Return the whole listing, line for line, without the pictures in it.

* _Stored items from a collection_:
========================================================================
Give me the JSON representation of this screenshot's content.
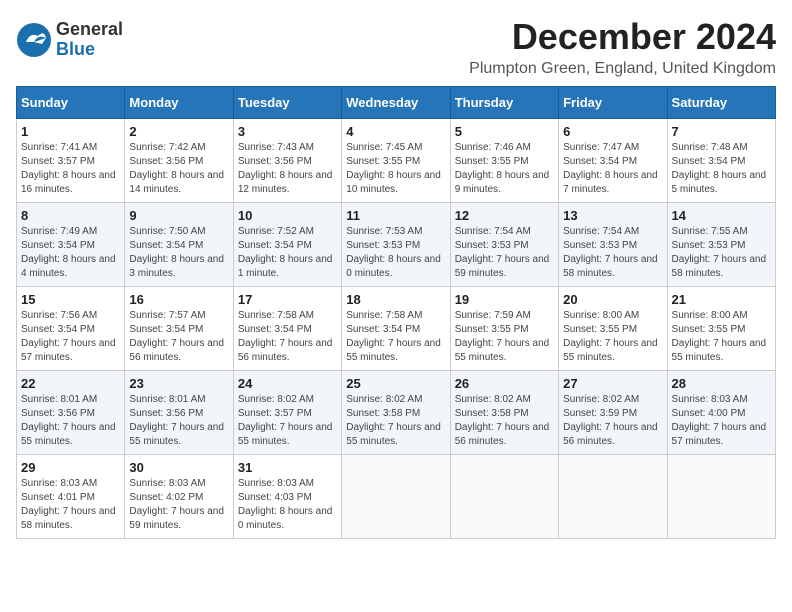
{
  "logo": {
    "line1": "General",
    "line2": "Blue"
  },
  "header": {
    "month_title": "December 2024",
    "subtitle": "Plumpton Green, England, United Kingdom"
  },
  "weekdays": [
    "Sunday",
    "Monday",
    "Tuesday",
    "Wednesday",
    "Thursday",
    "Friday",
    "Saturday"
  ],
  "weeks": [
    [
      {
        "day": "1",
        "rise": "Sunrise: 7:41 AM",
        "set": "Sunset: 3:57 PM",
        "light": "Daylight: 8 hours and 16 minutes."
      },
      {
        "day": "2",
        "rise": "Sunrise: 7:42 AM",
        "set": "Sunset: 3:56 PM",
        "light": "Daylight: 8 hours and 14 minutes."
      },
      {
        "day": "3",
        "rise": "Sunrise: 7:43 AM",
        "set": "Sunset: 3:56 PM",
        "light": "Daylight: 8 hours and 12 minutes."
      },
      {
        "day": "4",
        "rise": "Sunrise: 7:45 AM",
        "set": "Sunset: 3:55 PM",
        "light": "Daylight: 8 hours and 10 minutes."
      },
      {
        "day": "5",
        "rise": "Sunrise: 7:46 AM",
        "set": "Sunset: 3:55 PM",
        "light": "Daylight: 8 hours and 9 minutes."
      },
      {
        "day": "6",
        "rise": "Sunrise: 7:47 AM",
        "set": "Sunset: 3:54 PM",
        "light": "Daylight: 8 hours and 7 minutes."
      },
      {
        "day": "7",
        "rise": "Sunrise: 7:48 AM",
        "set": "Sunset: 3:54 PM",
        "light": "Daylight: 8 hours and 5 minutes."
      }
    ],
    [
      {
        "day": "8",
        "rise": "Sunrise: 7:49 AM",
        "set": "Sunset: 3:54 PM",
        "light": "Daylight: 8 hours and 4 minutes."
      },
      {
        "day": "9",
        "rise": "Sunrise: 7:50 AM",
        "set": "Sunset: 3:54 PM",
        "light": "Daylight: 8 hours and 3 minutes."
      },
      {
        "day": "10",
        "rise": "Sunrise: 7:52 AM",
        "set": "Sunset: 3:54 PM",
        "light": "Daylight: 8 hours and 1 minute."
      },
      {
        "day": "11",
        "rise": "Sunrise: 7:53 AM",
        "set": "Sunset: 3:53 PM",
        "light": "Daylight: 8 hours and 0 minutes."
      },
      {
        "day": "12",
        "rise": "Sunrise: 7:54 AM",
        "set": "Sunset: 3:53 PM",
        "light": "Daylight: 7 hours and 59 minutes."
      },
      {
        "day": "13",
        "rise": "Sunrise: 7:54 AM",
        "set": "Sunset: 3:53 PM",
        "light": "Daylight: 7 hours and 58 minutes."
      },
      {
        "day": "14",
        "rise": "Sunrise: 7:55 AM",
        "set": "Sunset: 3:53 PM",
        "light": "Daylight: 7 hours and 58 minutes."
      }
    ],
    [
      {
        "day": "15",
        "rise": "Sunrise: 7:56 AM",
        "set": "Sunset: 3:54 PM",
        "light": "Daylight: 7 hours and 57 minutes."
      },
      {
        "day": "16",
        "rise": "Sunrise: 7:57 AM",
        "set": "Sunset: 3:54 PM",
        "light": "Daylight: 7 hours and 56 minutes."
      },
      {
        "day": "17",
        "rise": "Sunrise: 7:58 AM",
        "set": "Sunset: 3:54 PM",
        "light": "Daylight: 7 hours and 56 minutes."
      },
      {
        "day": "18",
        "rise": "Sunrise: 7:58 AM",
        "set": "Sunset: 3:54 PM",
        "light": "Daylight: 7 hours and 55 minutes."
      },
      {
        "day": "19",
        "rise": "Sunrise: 7:59 AM",
        "set": "Sunset: 3:55 PM",
        "light": "Daylight: 7 hours and 55 minutes."
      },
      {
        "day": "20",
        "rise": "Sunrise: 8:00 AM",
        "set": "Sunset: 3:55 PM",
        "light": "Daylight: 7 hours and 55 minutes."
      },
      {
        "day": "21",
        "rise": "Sunrise: 8:00 AM",
        "set": "Sunset: 3:55 PM",
        "light": "Daylight: 7 hours and 55 minutes."
      }
    ],
    [
      {
        "day": "22",
        "rise": "Sunrise: 8:01 AM",
        "set": "Sunset: 3:56 PM",
        "light": "Daylight: 7 hours and 55 minutes."
      },
      {
        "day": "23",
        "rise": "Sunrise: 8:01 AM",
        "set": "Sunset: 3:56 PM",
        "light": "Daylight: 7 hours and 55 minutes."
      },
      {
        "day": "24",
        "rise": "Sunrise: 8:02 AM",
        "set": "Sunset: 3:57 PM",
        "light": "Daylight: 7 hours and 55 minutes."
      },
      {
        "day": "25",
        "rise": "Sunrise: 8:02 AM",
        "set": "Sunset: 3:58 PM",
        "light": "Daylight: 7 hours and 55 minutes."
      },
      {
        "day": "26",
        "rise": "Sunrise: 8:02 AM",
        "set": "Sunset: 3:58 PM",
        "light": "Daylight: 7 hours and 56 minutes."
      },
      {
        "day": "27",
        "rise": "Sunrise: 8:02 AM",
        "set": "Sunset: 3:59 PM",
        "light": "Daylight: 7 hours and 56 minutes."
      },
      {
        "day": "28",
        "rise": "Sunrise: 8:03 AM",
        "set": "Sunset: 4:00 PM",
        "light": "Daylight: 7 hours and 57 minutes."
      }
    ],
    [
      {
        "day": "29",
        "rise": "Sunrise: 8:03 AM",
        "set": "Sunset: 4:01 PM",
        "light": "Daylight: 7 hours and 58 minutes."
      },
      {
        "day": "30",
        "rise": "Sunrise: 8:03 AM",
        "set": "Sunset: 4:02 PM",
        "light": "Daylight: 7 hours and 59 minutes."
      },
      {
        "day": "31",
        "rise": "Sunrise: 8:03 AM",
        "set": "Sunset: 4:03 PM",
        "light": "Daylight: 8 hours and 0 minutes."
      },
      null,
      null,
      null,
      null
    ]
  ]
}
========================================================================
* _SOLUTION TO THE EXERCISE_:
Give me the JSON representation of this screenshot's content.
{
  "logo": {
    "line1": "General",
    "line2": "Blue"
  },
  "header": {
    "month_title": "December 2024",
    "subtitle": "Plumpton Green, England, United Kingdom"
  },
  "weekdays": [
    "Sunday",
    "Monday",
    "Tuesday",
    "Wednesday",
    "Thursday",
    "Friday",
    "Saturday"
  ],
  "weeks": [
    [
      {
        "day": "1",
        "rise": "Sunrise: 7:41 AM",
        "set": "Sunset: 3:57 PM",
        "light": "Daylight: 8 hours and 16 minutes."
      },
      {
        "day": "2",
        "rise": "Sunrise: 7:42 AM",
        "set": "Sunset: 3:56 PM",
        "light": "Daylight: 8 hours and 14 minutes."
      },
      {
        "day": "3",
        "rise": "Sunrise: 7:43 AM",
        "set": "Sunset: 3:56 PM",
        "light": "Daylight: 8 hours and 12 minutes."
      },
      {
        "day": "4",
        "rise": "Sunrise: 7:45 AM",
        "set": "Sunset: 3:55 PM",
        "light": "Daylight: 8 hours and 10 minutes."
      },
      {
        "day": "5",
        "rise": "Sunrise: 7:46 AM",
        "set": "Sunset: 3:55 PM",
        "light": "Daylight: 8 hours and 9 minutes."
      },
      {
        "day": "6",
        "rise": "Sunrise: 7:47 AM",
        "set": "Sunset: 3:54 PM",
        "light": "Daylight: 8 hours and 7 minutes."
      },
      {
        "day": "7",
        "rise": "Sunrise: 7:48 AM",
        "set": "Sunset: 3:54 PM",
        "light": "Daylight: 8 hours and 5 minutes."
      }
    ],
    [
      {
        "day": "8",
        "rise": "Sunrise: 7:49 AM",
        "set": "Sunset: 3:54 PM",
        "light": "Daylight: 8 hours and 4 minutes."
      },
      {
        "day": "9",
        "rise": "Sunrise: 7:50 AM",
        "set": "Sunset: 3:54 PM",
        "light": "Daylight: 8 hours and 3 minutes."
      },
      {
        "day": "10",
        "rise": "Sunrise: 7:52 AM",
        "set": "Sunset: 3:54 PM",
        "light": "Daylight: 8 hours and 1 minute."
      },
      {
        "day": "11",
        "rise": "Sunrise: 7:53 AM",
        "set": "Sunset: 3:53 PM",
        "light": "Daylight: 8 hours and 0 minutes."
      },
      {
        "day": "12",
        "rise": "Sunrise: 7:54 AM",
        "set": "Sunset: 3:53 PM",
        "light": "Daylight: 7 hours and 59 minutes."
      },
      {
        "day": "13",
        "rise": "Sunrise: 7:54 AM",
        "set": "Sunset: 3:53 PM",
        "light": "Daylight: 7 hours and 58 minutes."
      },
      {
        "day": "14",
        "rise": "Sunrise: 7:55 AM",
        "set": "Sunset: 3:53 PM",
        "light": "Daylight: 7 hours and 58 minutes."
      }
    ],
    [
      {
        "day": "15",
        "rise": "Sunrise: 7:56 AM",
        "set": "Sunset: 3:54 PM",
        "light": "Daylight: 7 hours and 57 minutes."
      },
      {
        "day": "16",
        "rise": "Sunrise: 7:57 AM",
        "set": "Sunset: 3:54 PM",
        "light": "Daylight: 7 hours and 56 minutes."
      },
      {
        "day": "17",
        "rise": "Sunrise: 7:58 AM",
        "set": "Sunset: 3:54 PM",
        "light": "Daylight: 7 hours and 56 minutes."
      },
      {
        "day": "18",
        "rise": "Sunrise: 7:58 AM",
        "set": "Sunset: 3:54 PM",
        "light": "Daylight: 7 hours and 55 minutes."
      },
      {
        "day": "19",
        "rise": "Sunrise: 7:59 AM",
        "set": "Sunset: 3:55 PM",
        "light": "Daylight: 7 hours and 55 minutes."
      },
      {
        "day": "20",
        "rise": "Sunrise: 8:00 AM",
        "set": "Sunset: 3:55 PM",
        "light": "Daylight: 7 hours and 55 minutes."
      },
      {
        "day": "21",
        "rise": "Sunrise: 8:00 AM",
        "set": "Sunset: 3:55 PM",
        "light": "Daylight: 7 hours and 55 minutes."
      }
    ],
    [
      {
        "day": "22",
        "rise": "Sunrise: 8:01 AM",
        "set": "Sunset: 3:56 PM",
        "light": "Daylight: 7 hours and 55 minutes."
      },
      {
        "day": "23",
        "rise": "Sunrise: 8:01 AM",
        "set": "Sunset: 3:56 PM",
        "light": "Daylight: 7 hours and 55 minutes."
      },
      {
        "day": "24",
        "rise": "Sunrise: 8:02 AM",
        "set": "Sunset: 3:57 PM",
        "light": "Daylight: 7 hours and 55 minutes."
      },
      {
        "day": "25",
        "rise": "Sunrise: 8:02 AM",
        "set": "Sunset: 3:58 PM",
        "light": "Daylight: 7 hours and 55 minutes."
      },
      {
        "day": "26",
        "rise": "Sunrise: 8:02 AM",
        "set": "Sunset: 3:58 PM",
        "light": "Daylight: 7 hours and 56 minutes."
      },
      {
        "day": "27",
        "rise": "Sunrise: 8:02 AM",
        "set": "Sunset: 3:59 PM",
        "light": "Daylight: 7 hours and 56 minutes."
      },
      {
        "day": "28",
        "rise": "Sunrise: 8:03 AM",
        "set": "Sunset: 4:00 PM",
        "light": "Daylight: 7 hours and 57 minutes."
      }
    ],
    [
      {
        "day": "29",
        "rise": "Sunrise: 8:03 AM",
        "set": "Sunset: 4:01 PM",
        "light": "Daylight: 7 hours and 58 minutes."
      },
      {
        "day": "30",
        "rise": "Sunrise: 8:03 AM",
        "set": "Sunset: 4:02 PM",
        "light": "Daylight: 7 hours and 59 minutes."
      },
      {
        "day": "31",
        "rise": "Sunrise: 8:03 AM",
        "set": "Sunset: 4:03 PM",
        "light": "Daylight: 8 hours and 0 minutes."
      },
      null,
      null,
      null,
      null
    ]
  ]
}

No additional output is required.